What you should do –
Any picture among the records should be left out, please; retype the rest exactly.

══ Task input

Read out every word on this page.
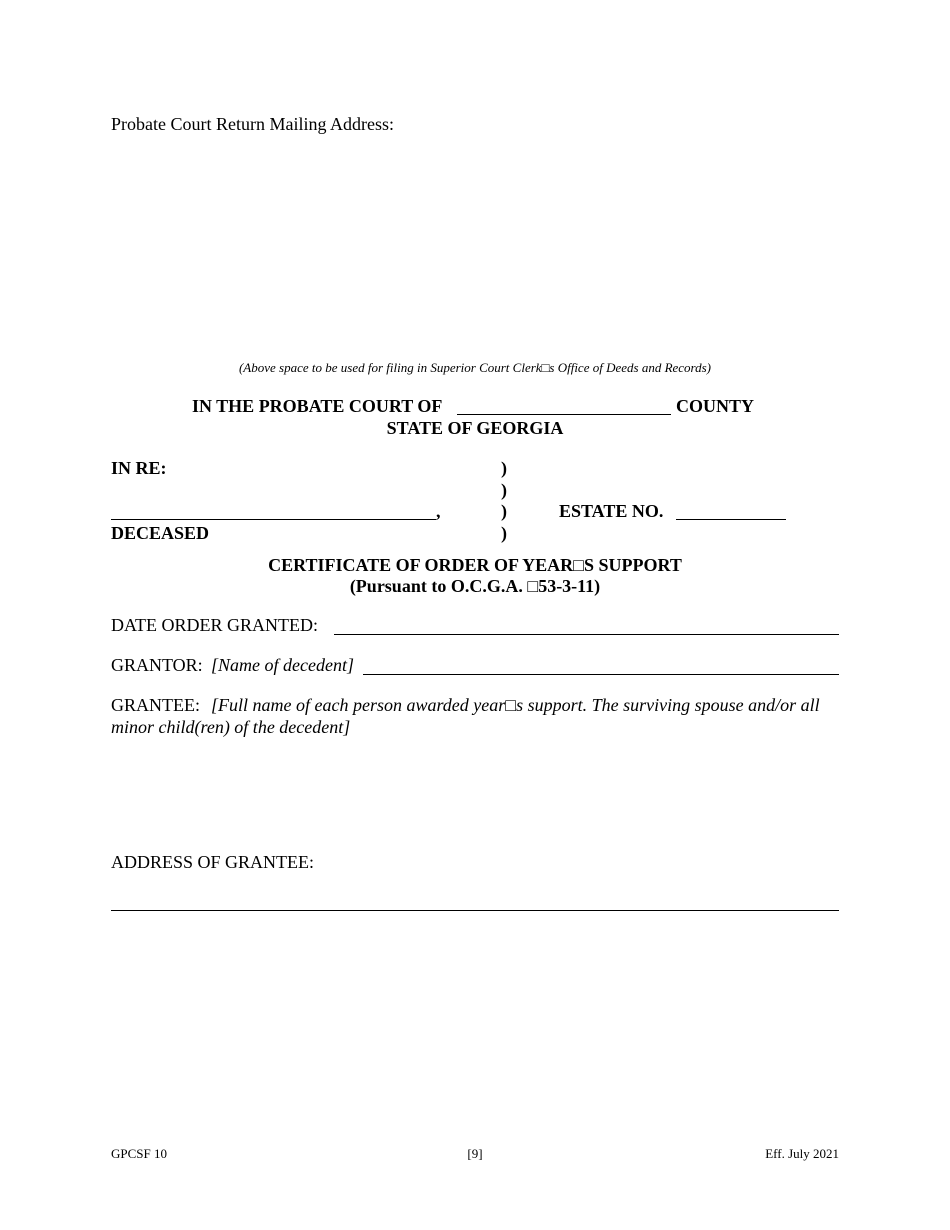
Probate Court Return Mailing Address:
(Above space to be used for filing in Superior Court Clerk□s Office of Deeds and Records)
IN THE PROBATE COURT OF	COUNTY
STATE OF GEORGIA
IN RE:	)
)
,	)	ESTATE NO.
DECEASED	)
CERTIFICATE OF ORDER OF YEAR□S SUPPORT
(Pursuant to O.C.G.A. □53-3-11)
DATE ORDER GRANTED:
GRANTOR: [Name of decedent]
GRANTEE: [Full name of each person awarded year□s support. The surviving spouse and/or all
minor child(ren) of the decedent]
ADDRESS OF GRANTEE:
GPCSF 10	[9]	Eff. July 2021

════

Output below –
Read out every word on this page.
Probate Court Return Mailing Address:
(Above space to be used for filing in Superior Court Clerk□s Office of Deeds and Records)
IN THE PROBATE COURT OF	COUNTY
STATE OF GEORGIA
IN RE:	)
)
,	)	ESTATE NO.
DECEASED	)
CERTIFICATE OF ORDER OF YEAR□S SUPPORT
(Pursuant to O.C.G.A. □53-3-11)
DATE ORDER GRANTED:
GRANTOR: [Name of decedent]
GRANTEE: [Full name of each person awarded year□s support. The surviving spouse and/or all
minor child(ren) of the decedent]
ADDRESS OF GRANTEE:
GPCSF 10	[9]	Eff. July 2021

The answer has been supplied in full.